(Stored data)
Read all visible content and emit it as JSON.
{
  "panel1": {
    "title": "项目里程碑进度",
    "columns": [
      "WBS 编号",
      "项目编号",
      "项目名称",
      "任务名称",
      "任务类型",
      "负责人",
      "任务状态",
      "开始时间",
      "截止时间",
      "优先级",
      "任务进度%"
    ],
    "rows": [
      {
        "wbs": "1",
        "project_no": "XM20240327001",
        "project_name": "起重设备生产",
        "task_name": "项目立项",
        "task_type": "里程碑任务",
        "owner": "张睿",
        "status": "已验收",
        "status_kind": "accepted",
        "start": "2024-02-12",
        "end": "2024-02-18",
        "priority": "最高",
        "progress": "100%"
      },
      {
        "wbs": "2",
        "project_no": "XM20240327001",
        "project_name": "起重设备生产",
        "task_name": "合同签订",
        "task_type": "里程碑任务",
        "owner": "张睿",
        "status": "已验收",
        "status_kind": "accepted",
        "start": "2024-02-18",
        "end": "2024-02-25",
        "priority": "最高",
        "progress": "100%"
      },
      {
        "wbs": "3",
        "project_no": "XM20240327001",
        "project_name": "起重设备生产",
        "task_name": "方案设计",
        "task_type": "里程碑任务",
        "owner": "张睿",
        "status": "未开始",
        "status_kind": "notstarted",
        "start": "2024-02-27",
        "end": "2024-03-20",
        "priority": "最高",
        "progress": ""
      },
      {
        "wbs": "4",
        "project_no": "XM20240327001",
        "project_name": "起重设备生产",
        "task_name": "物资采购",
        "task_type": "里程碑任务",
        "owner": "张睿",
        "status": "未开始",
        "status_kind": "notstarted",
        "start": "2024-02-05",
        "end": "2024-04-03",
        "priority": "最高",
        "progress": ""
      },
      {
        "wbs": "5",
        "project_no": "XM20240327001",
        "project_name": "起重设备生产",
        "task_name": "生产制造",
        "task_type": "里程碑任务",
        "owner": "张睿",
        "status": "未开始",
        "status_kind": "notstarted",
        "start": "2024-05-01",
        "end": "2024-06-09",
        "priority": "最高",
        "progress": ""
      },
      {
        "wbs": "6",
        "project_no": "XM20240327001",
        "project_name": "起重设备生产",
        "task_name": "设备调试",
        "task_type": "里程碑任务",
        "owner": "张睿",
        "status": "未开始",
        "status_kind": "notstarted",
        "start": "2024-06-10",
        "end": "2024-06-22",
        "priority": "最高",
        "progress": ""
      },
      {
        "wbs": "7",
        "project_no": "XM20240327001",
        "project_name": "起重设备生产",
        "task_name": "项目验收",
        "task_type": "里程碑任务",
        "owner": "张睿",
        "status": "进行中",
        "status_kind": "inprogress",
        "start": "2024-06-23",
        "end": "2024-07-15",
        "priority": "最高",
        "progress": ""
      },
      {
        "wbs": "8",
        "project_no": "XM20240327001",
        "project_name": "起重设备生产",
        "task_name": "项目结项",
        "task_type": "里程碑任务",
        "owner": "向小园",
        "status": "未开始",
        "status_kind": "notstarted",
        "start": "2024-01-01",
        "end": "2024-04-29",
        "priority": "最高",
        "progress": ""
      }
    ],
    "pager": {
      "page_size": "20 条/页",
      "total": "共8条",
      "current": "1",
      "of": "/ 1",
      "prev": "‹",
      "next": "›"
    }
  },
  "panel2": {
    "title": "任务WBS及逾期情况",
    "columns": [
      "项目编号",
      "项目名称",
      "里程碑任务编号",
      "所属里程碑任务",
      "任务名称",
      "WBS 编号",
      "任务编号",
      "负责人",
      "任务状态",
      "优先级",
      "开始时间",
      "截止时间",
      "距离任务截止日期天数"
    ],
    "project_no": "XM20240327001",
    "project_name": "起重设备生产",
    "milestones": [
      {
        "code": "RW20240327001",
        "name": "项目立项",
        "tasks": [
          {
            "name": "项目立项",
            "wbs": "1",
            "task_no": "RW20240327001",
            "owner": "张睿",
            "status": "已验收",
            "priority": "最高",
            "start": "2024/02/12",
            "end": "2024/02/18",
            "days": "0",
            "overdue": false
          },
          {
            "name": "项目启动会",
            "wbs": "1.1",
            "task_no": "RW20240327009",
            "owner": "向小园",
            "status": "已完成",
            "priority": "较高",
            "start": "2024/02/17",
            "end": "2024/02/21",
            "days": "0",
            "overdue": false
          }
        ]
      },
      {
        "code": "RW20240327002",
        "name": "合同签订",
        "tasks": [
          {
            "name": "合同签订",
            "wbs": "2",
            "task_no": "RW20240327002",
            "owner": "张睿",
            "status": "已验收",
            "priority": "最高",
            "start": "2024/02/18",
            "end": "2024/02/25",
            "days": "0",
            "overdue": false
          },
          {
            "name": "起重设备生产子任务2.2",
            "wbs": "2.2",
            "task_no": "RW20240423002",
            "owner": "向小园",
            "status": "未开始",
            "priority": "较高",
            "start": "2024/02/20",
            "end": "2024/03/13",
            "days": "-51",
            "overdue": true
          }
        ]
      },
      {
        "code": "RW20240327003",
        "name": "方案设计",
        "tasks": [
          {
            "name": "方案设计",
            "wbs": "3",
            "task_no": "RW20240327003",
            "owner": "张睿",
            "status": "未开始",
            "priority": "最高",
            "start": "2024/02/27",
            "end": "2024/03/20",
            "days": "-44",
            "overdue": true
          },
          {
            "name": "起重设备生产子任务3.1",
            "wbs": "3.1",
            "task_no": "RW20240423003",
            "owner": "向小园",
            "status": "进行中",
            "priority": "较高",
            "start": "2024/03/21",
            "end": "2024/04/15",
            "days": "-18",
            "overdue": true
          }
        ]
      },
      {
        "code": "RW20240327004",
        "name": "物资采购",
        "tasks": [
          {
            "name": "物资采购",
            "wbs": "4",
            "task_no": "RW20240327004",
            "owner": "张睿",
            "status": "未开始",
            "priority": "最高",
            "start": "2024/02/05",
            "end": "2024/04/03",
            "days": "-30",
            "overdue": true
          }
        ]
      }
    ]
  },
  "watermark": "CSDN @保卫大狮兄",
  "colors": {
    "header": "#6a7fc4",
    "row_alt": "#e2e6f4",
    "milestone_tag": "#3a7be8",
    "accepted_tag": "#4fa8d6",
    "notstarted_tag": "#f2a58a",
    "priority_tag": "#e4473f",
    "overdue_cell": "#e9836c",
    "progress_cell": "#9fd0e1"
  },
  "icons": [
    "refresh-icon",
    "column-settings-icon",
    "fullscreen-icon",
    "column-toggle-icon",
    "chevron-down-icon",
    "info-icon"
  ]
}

*Do this*: Go through the listing above and return every line where the word "code" occurs.

*Final result*:
        "code": "RW20240327001",
        "code": "RW20240327002",
        "code": "RW20240327003",
        "code": "RW20240327004",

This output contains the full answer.